> What is needed: Print the lines starting at the line containing "Parse this screenshot: output" and ending at the line containing "Enumerate this screenshot's", exactly and in full, without the pictures.

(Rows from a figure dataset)

★ ★ ★

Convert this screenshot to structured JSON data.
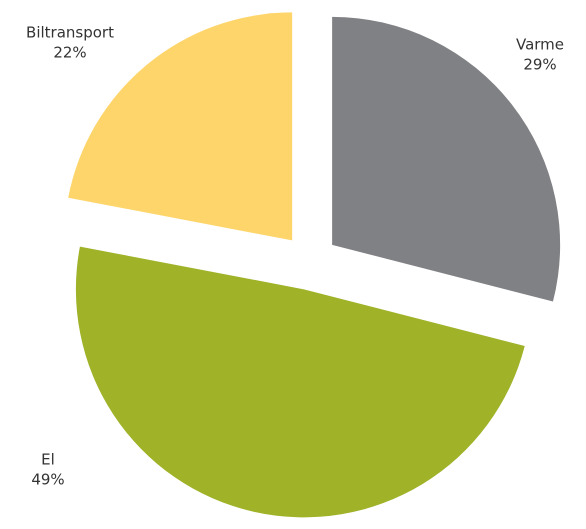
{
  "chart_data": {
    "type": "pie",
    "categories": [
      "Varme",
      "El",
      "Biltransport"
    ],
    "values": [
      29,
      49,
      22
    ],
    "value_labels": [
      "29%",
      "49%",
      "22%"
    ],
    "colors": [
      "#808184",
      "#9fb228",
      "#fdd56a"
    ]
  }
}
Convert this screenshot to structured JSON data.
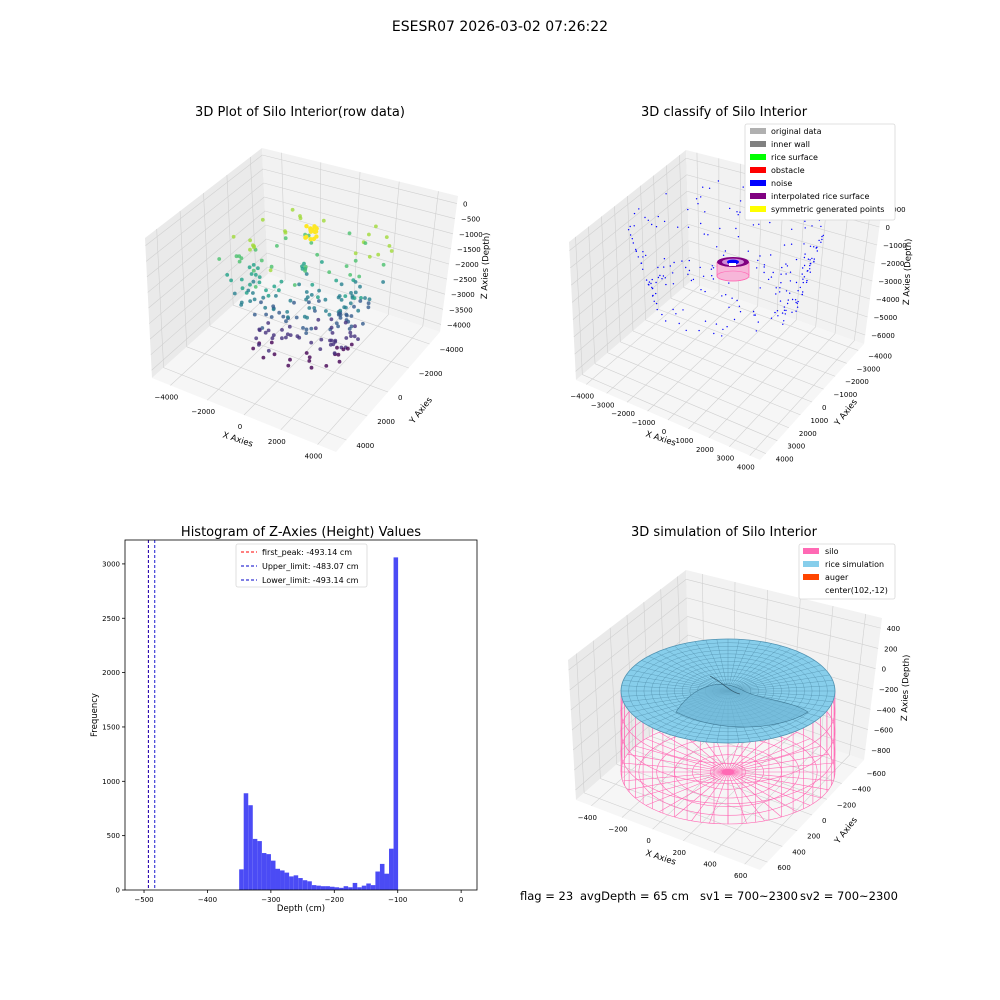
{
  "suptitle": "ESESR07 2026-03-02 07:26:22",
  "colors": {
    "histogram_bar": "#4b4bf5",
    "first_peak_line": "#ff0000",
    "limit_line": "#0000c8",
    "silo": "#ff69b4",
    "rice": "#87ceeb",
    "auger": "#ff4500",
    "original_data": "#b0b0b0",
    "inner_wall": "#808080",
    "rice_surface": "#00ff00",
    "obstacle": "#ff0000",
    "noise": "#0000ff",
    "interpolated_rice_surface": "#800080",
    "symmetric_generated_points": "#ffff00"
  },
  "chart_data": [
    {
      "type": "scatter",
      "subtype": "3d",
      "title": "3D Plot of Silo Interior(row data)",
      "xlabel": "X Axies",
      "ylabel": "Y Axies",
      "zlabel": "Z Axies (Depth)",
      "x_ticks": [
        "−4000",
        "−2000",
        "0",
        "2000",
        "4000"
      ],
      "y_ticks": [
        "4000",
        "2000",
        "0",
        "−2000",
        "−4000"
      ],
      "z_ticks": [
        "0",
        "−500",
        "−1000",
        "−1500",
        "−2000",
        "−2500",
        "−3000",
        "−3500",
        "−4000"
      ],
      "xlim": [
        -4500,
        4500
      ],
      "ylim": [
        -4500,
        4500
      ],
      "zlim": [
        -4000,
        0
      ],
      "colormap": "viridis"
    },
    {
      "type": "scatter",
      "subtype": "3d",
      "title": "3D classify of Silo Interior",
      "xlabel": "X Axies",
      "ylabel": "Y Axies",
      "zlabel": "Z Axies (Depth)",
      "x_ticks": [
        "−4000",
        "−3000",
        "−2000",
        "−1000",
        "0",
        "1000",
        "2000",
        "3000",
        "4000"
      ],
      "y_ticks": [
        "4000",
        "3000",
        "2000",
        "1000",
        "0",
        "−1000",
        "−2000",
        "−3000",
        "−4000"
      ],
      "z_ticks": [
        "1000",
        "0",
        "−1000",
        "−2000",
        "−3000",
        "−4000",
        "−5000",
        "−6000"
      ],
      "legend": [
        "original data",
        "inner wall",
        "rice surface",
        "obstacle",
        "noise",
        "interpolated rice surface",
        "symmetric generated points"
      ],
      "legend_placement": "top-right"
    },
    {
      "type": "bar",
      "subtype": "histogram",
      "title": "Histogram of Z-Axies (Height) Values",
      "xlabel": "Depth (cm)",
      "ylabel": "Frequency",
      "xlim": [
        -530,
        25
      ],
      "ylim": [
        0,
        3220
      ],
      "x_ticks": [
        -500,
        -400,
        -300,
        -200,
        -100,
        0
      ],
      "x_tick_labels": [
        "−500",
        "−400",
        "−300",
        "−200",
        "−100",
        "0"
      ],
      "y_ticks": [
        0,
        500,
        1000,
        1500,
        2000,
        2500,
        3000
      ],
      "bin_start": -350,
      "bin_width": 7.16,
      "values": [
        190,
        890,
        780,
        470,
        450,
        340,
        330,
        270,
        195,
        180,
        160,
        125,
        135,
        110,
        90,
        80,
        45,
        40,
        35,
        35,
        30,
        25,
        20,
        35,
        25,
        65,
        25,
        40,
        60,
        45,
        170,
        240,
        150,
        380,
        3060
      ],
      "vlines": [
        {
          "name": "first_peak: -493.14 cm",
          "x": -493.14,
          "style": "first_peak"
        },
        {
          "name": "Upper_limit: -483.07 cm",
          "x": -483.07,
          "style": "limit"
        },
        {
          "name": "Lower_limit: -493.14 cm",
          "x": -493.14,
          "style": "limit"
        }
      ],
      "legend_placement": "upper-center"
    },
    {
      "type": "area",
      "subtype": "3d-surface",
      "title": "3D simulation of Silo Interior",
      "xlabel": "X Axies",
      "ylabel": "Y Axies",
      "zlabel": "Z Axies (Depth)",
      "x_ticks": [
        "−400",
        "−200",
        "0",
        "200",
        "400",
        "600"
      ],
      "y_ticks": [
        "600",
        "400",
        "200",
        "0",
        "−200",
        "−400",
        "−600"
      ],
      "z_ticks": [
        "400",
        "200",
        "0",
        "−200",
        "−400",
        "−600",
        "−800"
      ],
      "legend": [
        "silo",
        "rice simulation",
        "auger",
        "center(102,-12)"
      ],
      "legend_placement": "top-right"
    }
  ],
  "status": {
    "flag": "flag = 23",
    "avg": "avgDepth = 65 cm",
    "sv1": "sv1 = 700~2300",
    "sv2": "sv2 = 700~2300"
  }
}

★ ★ ★

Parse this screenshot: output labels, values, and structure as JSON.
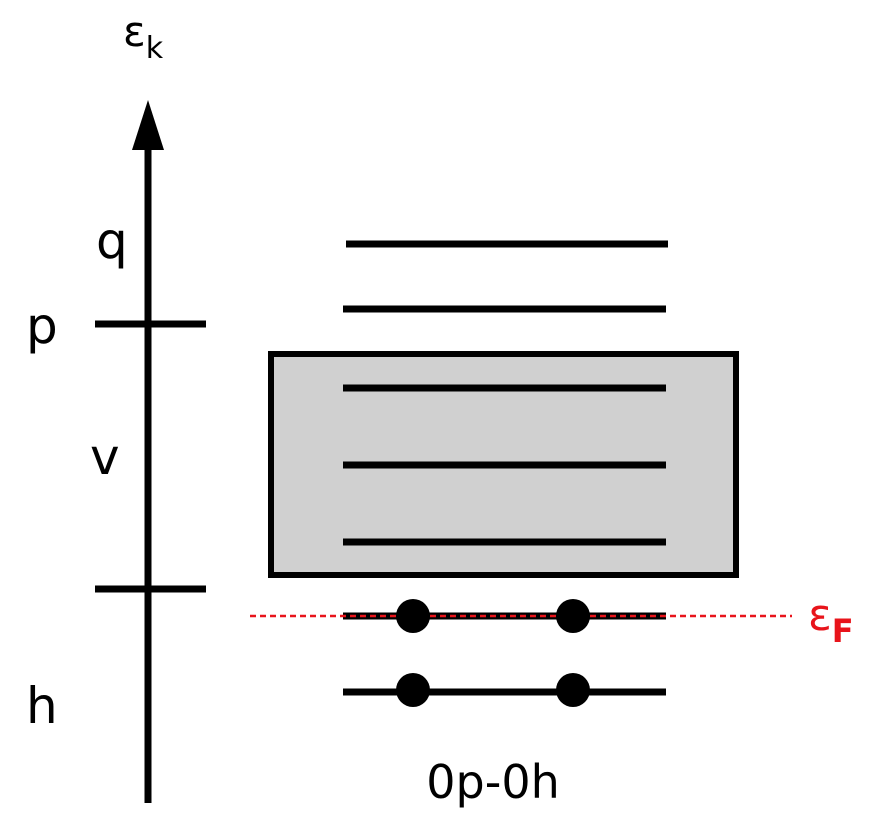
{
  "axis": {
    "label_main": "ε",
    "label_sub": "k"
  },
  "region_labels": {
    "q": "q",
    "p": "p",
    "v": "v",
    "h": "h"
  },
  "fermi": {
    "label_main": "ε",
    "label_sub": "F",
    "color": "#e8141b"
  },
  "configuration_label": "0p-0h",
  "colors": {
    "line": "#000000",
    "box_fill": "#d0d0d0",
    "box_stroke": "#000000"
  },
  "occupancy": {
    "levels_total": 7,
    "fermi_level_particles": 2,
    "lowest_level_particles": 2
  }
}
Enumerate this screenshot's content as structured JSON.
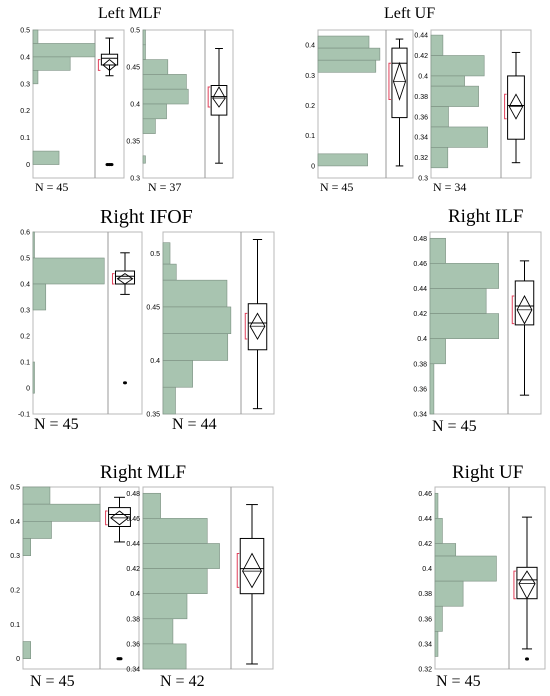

★ ★ ★

> Reply:
Parse this screenshot: output labels, values, and structure as JSON.
{
  "axis": {
    "label_main": "ε",
    "label_sub": "k"
  },
  "region_labels": {
    "q": "q",
    "p": "p",
    "v": "v",
    "h": "h"
  },
  "fermi": {
    "label_main": "ε",
    "label_sub": "F",
    "color": "#e8141b"
  },
  "configuration_label": "0p-0h",
  "colors": {
    "line": "#000000",
    "box_fill": "#d0d0d0",
    "box_stroke": "#000000"
  },
  "occupancy": {
    "levels_total": 7,
    "fermi_level_particles": 2,
    "lowest_level_particles": 2
  }
}
Enumerate this screenshot's content as structured JSON.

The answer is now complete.